[Figure collection entries]
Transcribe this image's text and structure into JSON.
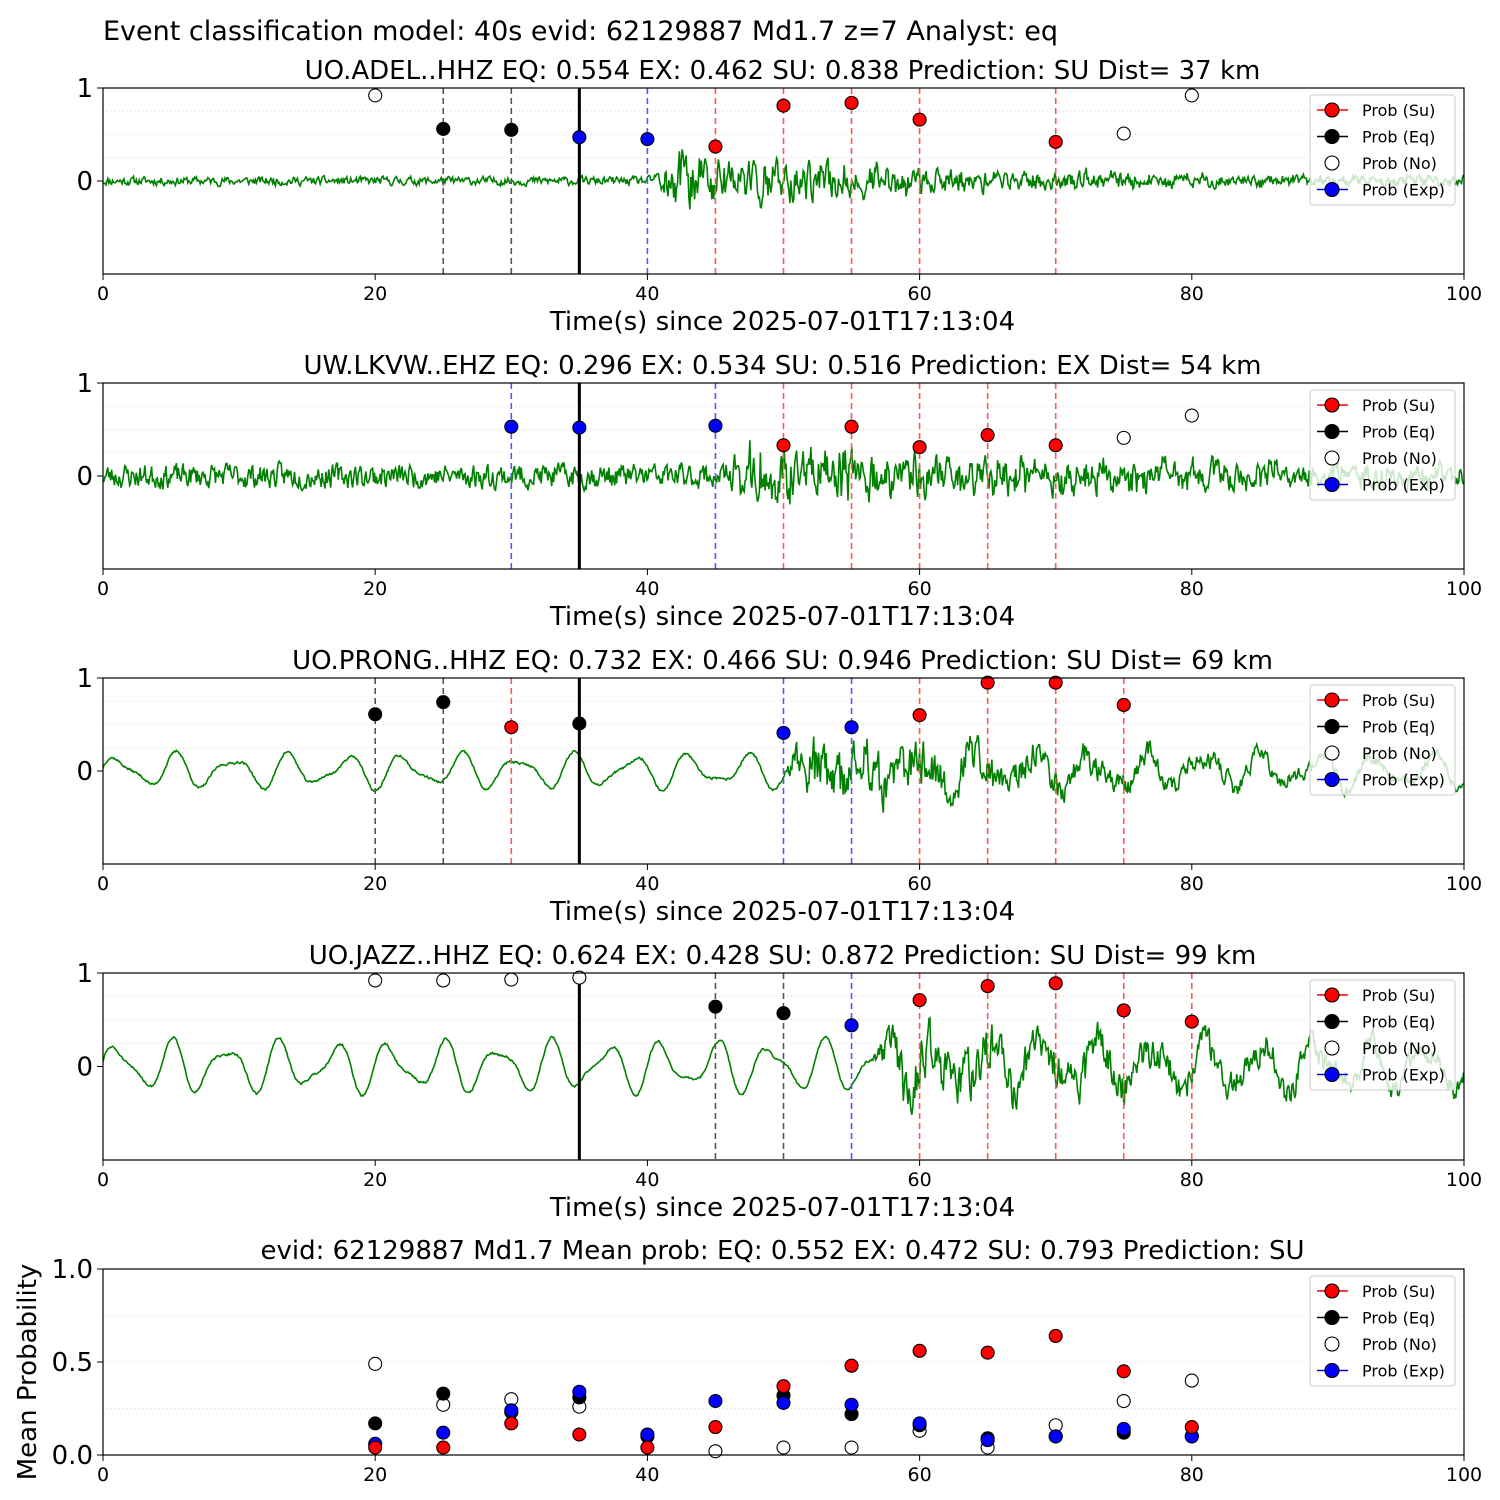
{
  "figure_title": "Event classification model: 40s evid: 62129887 Md1.7 z=7 Analyst: eq",
  "colors": {
    "waveform": "#008000",
    "su": "#ff0000",
    "eq": "#000000",
    "no": "#ffffff",
    "exp": "#0000ff",
    "su_line": "#ff5555",
    "exp_line": "#5555ff",
    "eq_line": "#555555",
    "pick": "#000000"
  },
  "legend_labels": [
    "Prob (Su)",
    "Prob (Eq)",
    "Prob (No)",
    "Prob (Exp)"
  ],
  "chart_data": [
    {
      "type": "scatter",
      "title": "UO.ADEL..HHZ   EQ: 0.554  EX: 0.462  SU: 0.838   Prediction: SU    Dist= 37 km",
      "xlabel": "Time(s) since 2025-07-01T17:13:04",
      "ylabel": "",
      "xlim": [
        0,
        100
      ],
      "ylim": [
        -1,
        1
      ],
      "xticks": [
        0,
        20,
        40,
        60,
        80,
        100
      ],
      "yticks": [
        0,
        1
      ],
      "ytick_labels": [
        "0",
        "1"
      ],
      "grid": "horizontal dotted",
      "legend": "top-right",
      "pick_time": 35,
      "waveform": {
        "type": "noise_burst",
        "amp": 0.07,
        "onset": 40.3,
        "burst_amp": 0.52,
        "decay": 22,
        "seed": 11
      },
      "vlines": [
        {
          "x": 25,
          "class": "eq"
        },
        {
          "x": 30,
          "class": "eq"
        },
        {
          "x": 40,
          "class": "exp"
        },
        {
          "x": 45,
          "class": "su"
        },
        {
          "x": 50,
          "class": "su"
        },
        {
          "x": 55,
          "class": "su"
        },
        {
          "x": 60,
          "class": "su"
        },
        {
          "x": 70,
          "class": "su"
        }
      ],
      "points": [
        {
          "x": 20,
          "y": 0.92,
          "class": "no"
        },
        {
          "x": 25,
          "y": 0.56,
          "class": "eq"
        },
        {
          "x": 30,
          "y": 0.55,
          "class": "eq"
        },
        {
          "x": 35,
          "y": 0.47,
          "class": "exp"
        },
        {
          "x": 40,
          "y": 0.45,
          "class": "exp"
        },
        {
          "x": 45,
          "y": 0.37,
          "class": "su"
        },
        {
          "x": 50,
          "y": 0.81,
          "class": "su"
        },
        {
          "x": 55,
          "y": 0.84,
          "class": "su"
        },
        {
          "x": 60,
          "y": 0.66,
          "class": "su"
        },
        {
          "x": 70,
          "y": 0.42,
          "class": "su"
        },
        {
          "x": 75,
          "y": 0.51,
          "class": "no"
        },
        {
          "x": 80,
          "y": 0.92,
          "class": "no"
        }
      ]
    },
    {
      "type": "scatter",
      "title": "UW.LKVW..EHZ   EQ: 0.296  EX: 0.534  SU: 0.516   Prediction: EX    Dist= 54 km",
      "xlabel": "Time(s) since 2025-07-01T17:13:04",
      "ylabel": "",
      "xlim": [
        0,
        100
      ],
      "ylim": [
        -1,
        1
      ],
      "xticks": [
        0,
        20,
        40,
        60,
        80,
        100
      ],
      "yticks": [
        0,
        1
      ],
      "ytick_labels": [
        "0",
        "1"
      ],
      "grid": "horizontal dotted",
      "legend": "top-right",
      "pick_time": 35,
      "waveform": {
        "type": "noise_burst",
        "amp": 0.2,
        "onset": 45.6,
        "burst_amp": 0.45,
        "decay": 30,
        "seed": 23
      },
      "vlines": [
        {
          "x": 30,
          "class": "exp"
        },
        {
          "x": 45,
          "class": "exp"
        },
        {
          "x": 50,
          "class": "su"
        },
        {
          "x": 55,
          "class": "su"
        },
        {
          "x": 60,
          "class": "su"
        },
        {
          "x": 65,
          "class": "su"
        },
        {
          "x": 70,
          "class": "su"
        }
      ],
      "points": [
        {
          "x": 30,
          "y": 0.53,
          "class": "exp"
        },
        {
          "x": 35,
          "y": 0.52,
          "class": "exp"
        },
        {
          "x": 45,
          "y": 0.54,
          "class": "exp"
        },
        {
          "x": 50,
          "y": 0.33,
          "class": "su"
        },
        {
          "x": 55,
          "y": 0.53,
          "class": "su"
        },
        {
          "x": 60,
          "y": 0.31,
          "class": "su"
        },
        {
          "x": 65,
          "y": 0.44,
          "class": "su"
        },
        {
          "x": 70,
          "y": 0.33,
          "class": "su"
        },
        {
          "x": 75,
          "y": 0.41,
          "class": "no"
        },
        {
          "x": 80,
          "y": 0.65,
          "class": "no"
        }
      ]
    },
    {
      "type": "scatter",
      "title": "UO.PRONG..HHZ   EQ: 0.732  EX: 0.466  SU: 0.946   Prediction: SU    Dist= 69 km",
      "xlabel": "Time(s) since 2025-07-01T17:13:04",
      "ylabel": "",
      "xlim": [
        0,
        100
      ],
      "ylim": [
        -1,
        1
      ],
      "xticks": [
        0,
        20,
        40,
        60,
        80,
        100
      ],
      "yticks": [
        0,
        1
      ],
      "ytick_labels": [
        "0",
        "1"
      ],
      "grid": "horizontal dotted",
      "legend": "top-right",
      "pick_time": 35,
      "waveform": {
        "type": "swell_burst",
        "amp": 0.15,
        "period": 4.2,
        "onset": 50,
        "burst_amp": 0.55,
        "decay": 25,
        "seed": 37
      },
      "vlines": [
        {
          "x": 20,
          "class": "eq"
        },
        {
          "x": 25,
          "class": "eq"
        },
        {
          "x": 30,
          "class": "su"
        },
        {
          "x": 50,
          "class": "exp"
        },
        {
          "x": 55,
          "class": "exp"
        },
        {
          "x": 60,
          "class": "su"
        },
        {
          "x": 65,
          "class": "su"
        },
        {
          "x": 70,
          "class": "su"
        },
        {
          "x": 75,
          "class": "su"
        }
      ],
      "points": [
        {
          "x": 20,
          "y": 0.61,
          "class": "eq"
        },
        {
          "x": 25,
          "y": 0.74,
          "class": "eq"
        },
        {
          "x": 30,
          "y": 0.47,
          "class": "su"
        },
        {
          "x": 35,
          "y": 0.51,
          "class": "eq"
        },
        {
          "x": 50,
          "y": 0.41,
          "class": "exp"
        },
        {
          "x": 55,
          "y": 0.47,
          "class": "exp"
        },
        {
          "x": 60,
          "y": 0.6,
          "class": "su"
        },
        {
          "x": 65,
          "y": 0.95,
          "class": "su"
        },
        {
          "x": 70,
          "y": 0.95,
          "class": "su"
        },
        {
          "x": 75,
          "y": 0.71,
          "class": "su"
        }
      ]
    },
    {
      "type": "scatter",
      "title": "UO.JAZZ..HHZ   EQ: 0.624  EX: 0.428  SU: 0.872   Prediction: SU    Dist= 99 km",
      "xlabel": "Time(s) since 2025-07-01T17:13:04",
      "ylabel": "",
      "xlim": [
        0,
        100
      ],
      "ylim": [
        -1,
        1
      ],
      "xticks": [
        0,
        20,
        40,
        60,
        80,
        100
      ],
      "yticks": [
        0,
        1
      ],
      "ytick_labels": [
        "0",
        "1"
      ],
      "grid": "horizontal dotted",
      "legend": "top-right",
      "pick_time": 35,
      "waveform": {
        "type": "swell_burst",
        "amp": 0.22,
        "period": 4.0,
        "onset": 56.5,
        "burst_amp": 0.5,
        "decay": 35,
        "seed": 51
      },
      "vlines": [
        {
          "x": 45,
          "class": "eq"
        },
        {
          "x": 50,
          "class": "eq"
        },
        {
          "x": 55,
          "class": "exp"
        },
        {
          "x": 60,
          "class": "su"
        },
        {
          "x": 65,
          "class": "su"
        },
        {
          "x": 70,
          "class": "su"
        },
        {
          "x": 75,
          "class": "su"
        },
        {
          "x": 80,
          "class": "su"
        }
      ],
      "points": [
        {
          "x": 20,
          "y": 0.92,
          "class": "no"
        },
        {
          "x": 25,
          "y": 0.92,
          "class": "no"
        },
        {
          "x": 30,
          "y": 0.93,
          "class": "no"
        },
        {
          "x": 35,
          "y": 0.95,
          "class": "no"
        },
        {
          "x": 45,
          "y": 0.64,
          "class": "eq"
        },
        {
          "x": 50,
          "y": 0.57,
          "class": "eq"
        },
        {
          "x": 55,
          "y": 0.44,
          "class": "exp"
        },
        {
          "x": 60,
          "y": 0.71,
          "class": "su"
        },
        {
          "x": 65,
          "y": 0.86,
          "class": "su"
        },
        {
          "x": 70,
          "y": 0.89,
          "class": "su"
        },
        {
          "x": 75,
          "y": 0.6,
          "class": "su"
        },
        {
          "x": 80,
          "y": 0.48,
          "class": "su"
        }
      ]
    },
    {
      "type": "scatter",
      "title": "evid: 62129887  Md1.7   Mean prob:   EQ: 0.552  EX: 0.472  SU: 0.793   Prediction: SU",
      "xlabel": "",
      "ylabel": "Mean Probability",
      "xlim": [
        0,
        100
      ],
      "ylim": [
        0,
        1
      ],
      "xticks": [
        0,
        20,
        40,
        60,
        80,
        100
      ],
      "yticks": [
        0,
        0.5,
        1
      ],
      "ytick_labels": [
        "0.0",
        "0.5",
        "1.0"
      ],
      "grid": "horizontal dotted",
      "legend": "top-right",
      "series": [
        {
          "class": "no",
          "x": [
            20,
            25,
            30,
            35,
            45,
            50,
            55,
            60,
            65,
            70,
            75,
            80
          ],
          "y": [
            0.49,
            0.27,
            0.3,
            0.26,
            0.02,
            0.04,
            0.04,
            0.13,
            0.04,
            0.16,
            0.29,
            0.4
          ]
        },
        {
          "class": "eq",
          "x": [
            20,
            25,
            30,
            35,
            40,
            50,
            55,
            60,
            65,
            70,
            75,
            80
          ],
          "y": [
            0.17,
            0.33,
            0.23,
            0.31,
            0.1,
            0.32,
            0.22,
            0.16,
            0.09,
            0.1,
            0.12,
            0.1
          ]
        },
        {
          "class": "exp",
          "x": [
            20,
            25,
            30,
            35,
            40,
            45,
            50,
            55,
            60,
            65,
            70,
            75,
            80
          ],
          "y": [
            0.06,
            0.12,
            0.24,
            0.34,
            0.11,
            0.29,
            0.28,
            0.27,
            0.17,
            0.08,
            0.1,
            0.14,
            0.1
          ]
        },
        {
          "class": "su",
          "x": [
            20,
            25,
            30,
            35,
            40,
            45,
            50,
            55,
            60,
            65,
            70,
            75,
            80
          ],
          "y": [
            0.04,
            0.04,
            0.17,
            0.11,
            0.04,
            0.15,
            0.37,
            0.48,
            0.56,
            0.55,
            0.64,
            0.45,
            0.15
          ]
        }
      ]
    }
  ]
}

• **Set problem**: Every line in the data that holds "Mean" should be copied out.

• **Full output**:
      "title": "evid: 62129887  Md1.7   Mean prob:   EQ: 0.552  EX: 0.472  SU: 0.793   Prediction: SU",
      "ylabel": "Mean Probability",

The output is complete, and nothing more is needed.